■ Stored items:
-- begin --
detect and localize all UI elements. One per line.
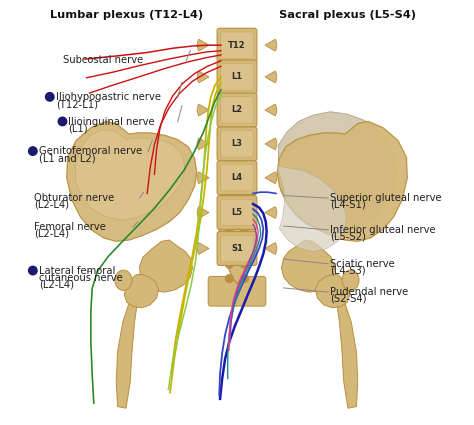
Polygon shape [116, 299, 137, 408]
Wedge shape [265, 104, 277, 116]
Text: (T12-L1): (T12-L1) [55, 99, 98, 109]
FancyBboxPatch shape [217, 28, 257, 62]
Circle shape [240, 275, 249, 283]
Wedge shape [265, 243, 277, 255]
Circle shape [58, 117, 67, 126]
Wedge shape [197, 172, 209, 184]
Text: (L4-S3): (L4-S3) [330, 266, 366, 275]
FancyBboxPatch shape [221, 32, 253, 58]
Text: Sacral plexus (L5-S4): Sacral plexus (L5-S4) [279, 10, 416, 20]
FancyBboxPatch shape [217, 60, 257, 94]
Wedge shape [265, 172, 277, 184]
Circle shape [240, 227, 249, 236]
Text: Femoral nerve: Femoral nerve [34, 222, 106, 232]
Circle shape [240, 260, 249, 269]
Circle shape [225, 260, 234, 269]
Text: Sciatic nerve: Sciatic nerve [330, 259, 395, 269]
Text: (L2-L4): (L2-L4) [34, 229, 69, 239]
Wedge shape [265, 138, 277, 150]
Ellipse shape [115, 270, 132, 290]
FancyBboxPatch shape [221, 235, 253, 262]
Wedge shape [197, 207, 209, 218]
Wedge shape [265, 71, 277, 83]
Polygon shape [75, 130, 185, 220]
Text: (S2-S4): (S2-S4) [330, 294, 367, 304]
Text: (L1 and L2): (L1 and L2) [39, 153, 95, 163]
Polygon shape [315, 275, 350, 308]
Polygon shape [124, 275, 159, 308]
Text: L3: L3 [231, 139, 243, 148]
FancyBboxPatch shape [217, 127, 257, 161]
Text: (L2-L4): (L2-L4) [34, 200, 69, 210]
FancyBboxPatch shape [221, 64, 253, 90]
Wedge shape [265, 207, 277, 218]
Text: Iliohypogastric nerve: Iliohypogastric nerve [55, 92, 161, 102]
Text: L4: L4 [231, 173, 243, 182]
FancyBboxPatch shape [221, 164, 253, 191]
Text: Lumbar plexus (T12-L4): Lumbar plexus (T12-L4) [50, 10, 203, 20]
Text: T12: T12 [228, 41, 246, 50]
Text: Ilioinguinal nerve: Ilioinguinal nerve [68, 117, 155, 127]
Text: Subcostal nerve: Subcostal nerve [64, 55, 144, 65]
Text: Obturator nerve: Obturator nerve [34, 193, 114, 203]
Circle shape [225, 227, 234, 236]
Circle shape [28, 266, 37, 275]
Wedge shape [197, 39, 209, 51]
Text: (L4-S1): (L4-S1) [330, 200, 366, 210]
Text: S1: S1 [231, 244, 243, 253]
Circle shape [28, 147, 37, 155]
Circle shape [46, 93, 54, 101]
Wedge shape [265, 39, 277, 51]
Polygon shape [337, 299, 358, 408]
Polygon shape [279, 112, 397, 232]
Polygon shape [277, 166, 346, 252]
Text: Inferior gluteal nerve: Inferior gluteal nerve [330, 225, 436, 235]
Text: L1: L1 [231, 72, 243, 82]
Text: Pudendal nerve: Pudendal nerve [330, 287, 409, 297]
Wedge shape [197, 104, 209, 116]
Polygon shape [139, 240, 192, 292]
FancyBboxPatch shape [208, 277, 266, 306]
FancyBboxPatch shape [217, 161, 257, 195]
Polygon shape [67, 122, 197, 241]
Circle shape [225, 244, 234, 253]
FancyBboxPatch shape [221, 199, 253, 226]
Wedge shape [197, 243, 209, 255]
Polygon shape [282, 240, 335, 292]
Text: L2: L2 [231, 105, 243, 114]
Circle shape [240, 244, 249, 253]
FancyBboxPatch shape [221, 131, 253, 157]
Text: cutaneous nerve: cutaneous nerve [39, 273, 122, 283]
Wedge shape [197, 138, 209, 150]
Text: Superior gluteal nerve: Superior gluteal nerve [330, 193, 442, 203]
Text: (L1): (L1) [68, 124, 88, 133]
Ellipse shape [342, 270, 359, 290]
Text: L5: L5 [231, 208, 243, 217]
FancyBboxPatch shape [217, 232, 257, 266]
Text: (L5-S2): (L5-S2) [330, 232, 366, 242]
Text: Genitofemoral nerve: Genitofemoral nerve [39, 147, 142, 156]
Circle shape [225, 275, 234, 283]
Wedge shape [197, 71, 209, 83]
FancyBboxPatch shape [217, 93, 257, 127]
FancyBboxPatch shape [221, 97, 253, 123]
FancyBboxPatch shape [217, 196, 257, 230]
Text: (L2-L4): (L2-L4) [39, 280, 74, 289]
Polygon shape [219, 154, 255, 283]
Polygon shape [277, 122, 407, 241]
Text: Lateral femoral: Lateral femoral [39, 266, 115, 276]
-- end --
-- begin --
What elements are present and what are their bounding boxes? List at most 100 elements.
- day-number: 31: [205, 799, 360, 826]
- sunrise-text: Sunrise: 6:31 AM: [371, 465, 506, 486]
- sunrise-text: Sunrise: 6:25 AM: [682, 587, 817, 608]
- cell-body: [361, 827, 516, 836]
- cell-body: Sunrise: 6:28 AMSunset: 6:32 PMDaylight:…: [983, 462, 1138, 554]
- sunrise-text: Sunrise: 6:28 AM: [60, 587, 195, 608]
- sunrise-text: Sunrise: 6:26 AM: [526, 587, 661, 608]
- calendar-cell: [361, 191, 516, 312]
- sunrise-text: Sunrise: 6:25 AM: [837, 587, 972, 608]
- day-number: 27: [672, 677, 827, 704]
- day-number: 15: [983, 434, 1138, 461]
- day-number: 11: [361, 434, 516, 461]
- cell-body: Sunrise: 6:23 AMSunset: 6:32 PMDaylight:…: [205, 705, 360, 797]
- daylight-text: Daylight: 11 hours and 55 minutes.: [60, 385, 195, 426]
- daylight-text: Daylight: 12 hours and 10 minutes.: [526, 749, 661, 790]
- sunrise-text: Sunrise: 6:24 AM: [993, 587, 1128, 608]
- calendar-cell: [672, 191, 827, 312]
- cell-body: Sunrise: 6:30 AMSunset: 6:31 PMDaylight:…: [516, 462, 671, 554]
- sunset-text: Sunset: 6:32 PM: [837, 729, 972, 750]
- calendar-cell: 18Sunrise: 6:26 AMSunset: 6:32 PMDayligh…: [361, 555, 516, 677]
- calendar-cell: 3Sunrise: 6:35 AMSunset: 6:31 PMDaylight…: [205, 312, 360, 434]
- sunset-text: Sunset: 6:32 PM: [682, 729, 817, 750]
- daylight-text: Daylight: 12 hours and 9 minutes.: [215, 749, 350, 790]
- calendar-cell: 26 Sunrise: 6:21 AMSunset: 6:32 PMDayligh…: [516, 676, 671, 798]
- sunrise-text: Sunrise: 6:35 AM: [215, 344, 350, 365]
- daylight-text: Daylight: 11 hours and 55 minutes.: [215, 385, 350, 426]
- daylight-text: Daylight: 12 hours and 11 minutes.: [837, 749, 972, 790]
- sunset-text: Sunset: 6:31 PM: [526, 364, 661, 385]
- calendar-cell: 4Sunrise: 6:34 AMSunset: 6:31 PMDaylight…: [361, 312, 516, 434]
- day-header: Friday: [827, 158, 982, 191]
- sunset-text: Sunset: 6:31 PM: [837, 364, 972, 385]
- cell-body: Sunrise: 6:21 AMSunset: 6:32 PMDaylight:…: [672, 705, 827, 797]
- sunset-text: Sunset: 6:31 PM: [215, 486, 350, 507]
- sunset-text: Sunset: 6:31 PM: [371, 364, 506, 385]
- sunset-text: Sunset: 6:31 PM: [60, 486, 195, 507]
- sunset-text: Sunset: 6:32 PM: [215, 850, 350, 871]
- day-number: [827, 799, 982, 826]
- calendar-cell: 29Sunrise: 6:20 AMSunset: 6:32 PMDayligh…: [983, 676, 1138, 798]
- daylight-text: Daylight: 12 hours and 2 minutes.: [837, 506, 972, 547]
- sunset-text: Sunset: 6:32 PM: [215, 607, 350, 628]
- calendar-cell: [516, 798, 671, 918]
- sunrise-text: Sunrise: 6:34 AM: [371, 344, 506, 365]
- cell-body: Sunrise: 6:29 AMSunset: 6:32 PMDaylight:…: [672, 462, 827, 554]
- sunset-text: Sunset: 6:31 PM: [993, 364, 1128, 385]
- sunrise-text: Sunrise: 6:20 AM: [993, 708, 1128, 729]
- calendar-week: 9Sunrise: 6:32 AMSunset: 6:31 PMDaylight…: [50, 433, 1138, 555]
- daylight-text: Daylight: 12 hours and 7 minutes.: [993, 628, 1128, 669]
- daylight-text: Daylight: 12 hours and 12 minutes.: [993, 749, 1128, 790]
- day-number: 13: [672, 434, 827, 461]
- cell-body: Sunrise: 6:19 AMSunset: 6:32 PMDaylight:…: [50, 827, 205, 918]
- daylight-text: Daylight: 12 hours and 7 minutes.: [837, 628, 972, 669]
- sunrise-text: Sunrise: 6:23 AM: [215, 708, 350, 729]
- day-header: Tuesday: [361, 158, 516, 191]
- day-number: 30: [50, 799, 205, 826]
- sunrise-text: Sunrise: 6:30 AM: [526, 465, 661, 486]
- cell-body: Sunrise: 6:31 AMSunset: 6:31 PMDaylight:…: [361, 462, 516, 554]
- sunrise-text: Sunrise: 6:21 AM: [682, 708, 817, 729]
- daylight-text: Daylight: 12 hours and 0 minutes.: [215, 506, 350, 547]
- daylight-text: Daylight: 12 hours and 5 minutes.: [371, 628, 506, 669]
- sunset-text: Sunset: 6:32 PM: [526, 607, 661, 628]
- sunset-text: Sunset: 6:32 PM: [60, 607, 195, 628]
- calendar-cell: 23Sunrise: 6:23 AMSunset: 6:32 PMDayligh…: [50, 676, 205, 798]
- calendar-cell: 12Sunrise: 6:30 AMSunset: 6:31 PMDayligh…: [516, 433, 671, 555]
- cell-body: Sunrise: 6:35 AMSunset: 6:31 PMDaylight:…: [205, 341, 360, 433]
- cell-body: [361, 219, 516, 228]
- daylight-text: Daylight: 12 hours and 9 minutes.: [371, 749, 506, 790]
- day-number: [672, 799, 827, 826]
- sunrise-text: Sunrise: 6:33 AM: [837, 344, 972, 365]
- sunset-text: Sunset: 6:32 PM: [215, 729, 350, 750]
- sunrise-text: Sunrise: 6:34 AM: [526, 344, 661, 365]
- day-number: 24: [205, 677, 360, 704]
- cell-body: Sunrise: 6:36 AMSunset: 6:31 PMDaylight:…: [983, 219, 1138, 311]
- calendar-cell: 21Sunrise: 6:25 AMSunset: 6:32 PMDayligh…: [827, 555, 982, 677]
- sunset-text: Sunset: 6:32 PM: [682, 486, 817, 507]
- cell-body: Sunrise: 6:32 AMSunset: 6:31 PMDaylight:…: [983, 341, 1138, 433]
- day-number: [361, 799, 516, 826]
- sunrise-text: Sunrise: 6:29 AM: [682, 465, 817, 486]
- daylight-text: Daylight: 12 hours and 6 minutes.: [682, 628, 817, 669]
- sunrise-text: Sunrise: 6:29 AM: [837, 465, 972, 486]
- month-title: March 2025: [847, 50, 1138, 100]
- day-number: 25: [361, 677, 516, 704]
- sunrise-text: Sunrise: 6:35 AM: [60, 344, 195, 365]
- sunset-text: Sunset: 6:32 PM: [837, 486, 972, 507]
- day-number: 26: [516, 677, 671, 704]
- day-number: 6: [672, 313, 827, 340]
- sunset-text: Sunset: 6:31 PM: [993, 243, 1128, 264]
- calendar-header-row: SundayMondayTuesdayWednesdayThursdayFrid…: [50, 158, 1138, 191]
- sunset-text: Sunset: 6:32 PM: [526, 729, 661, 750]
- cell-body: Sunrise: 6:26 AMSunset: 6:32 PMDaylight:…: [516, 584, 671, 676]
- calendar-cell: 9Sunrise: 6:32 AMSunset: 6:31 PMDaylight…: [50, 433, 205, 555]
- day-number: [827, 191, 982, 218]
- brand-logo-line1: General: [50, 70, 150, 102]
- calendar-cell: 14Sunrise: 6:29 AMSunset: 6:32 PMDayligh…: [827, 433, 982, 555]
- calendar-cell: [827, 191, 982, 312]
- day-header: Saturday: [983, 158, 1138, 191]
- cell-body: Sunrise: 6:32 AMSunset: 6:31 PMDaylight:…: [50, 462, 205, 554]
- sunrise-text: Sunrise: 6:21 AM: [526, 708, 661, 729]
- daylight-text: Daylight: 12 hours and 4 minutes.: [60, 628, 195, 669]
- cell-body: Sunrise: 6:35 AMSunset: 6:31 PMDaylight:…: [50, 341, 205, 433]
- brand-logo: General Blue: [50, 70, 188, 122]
-- end --
Pull out of the material, word for word, the lines beginning with the line that contains "Polygon shape [116, 299, 137, 408]" and running through the line that contains "Circle shape [58, 117, 67, 126]", with both of those lines included.

■ Task result:
Polygon shape [116, 299, 137, 408]
Wedge shape [265, 104, 277, 116]
Text: (T12-L1): (T12-L1) [55, 99, 98, 109]
FancyBboxPatch shape [217, 28, 257, 62]
Circle shape [240, 275, 249, 283]
Wedge shape [265, 243, 277, 255]
Circle shape [58, 117, 67, 126]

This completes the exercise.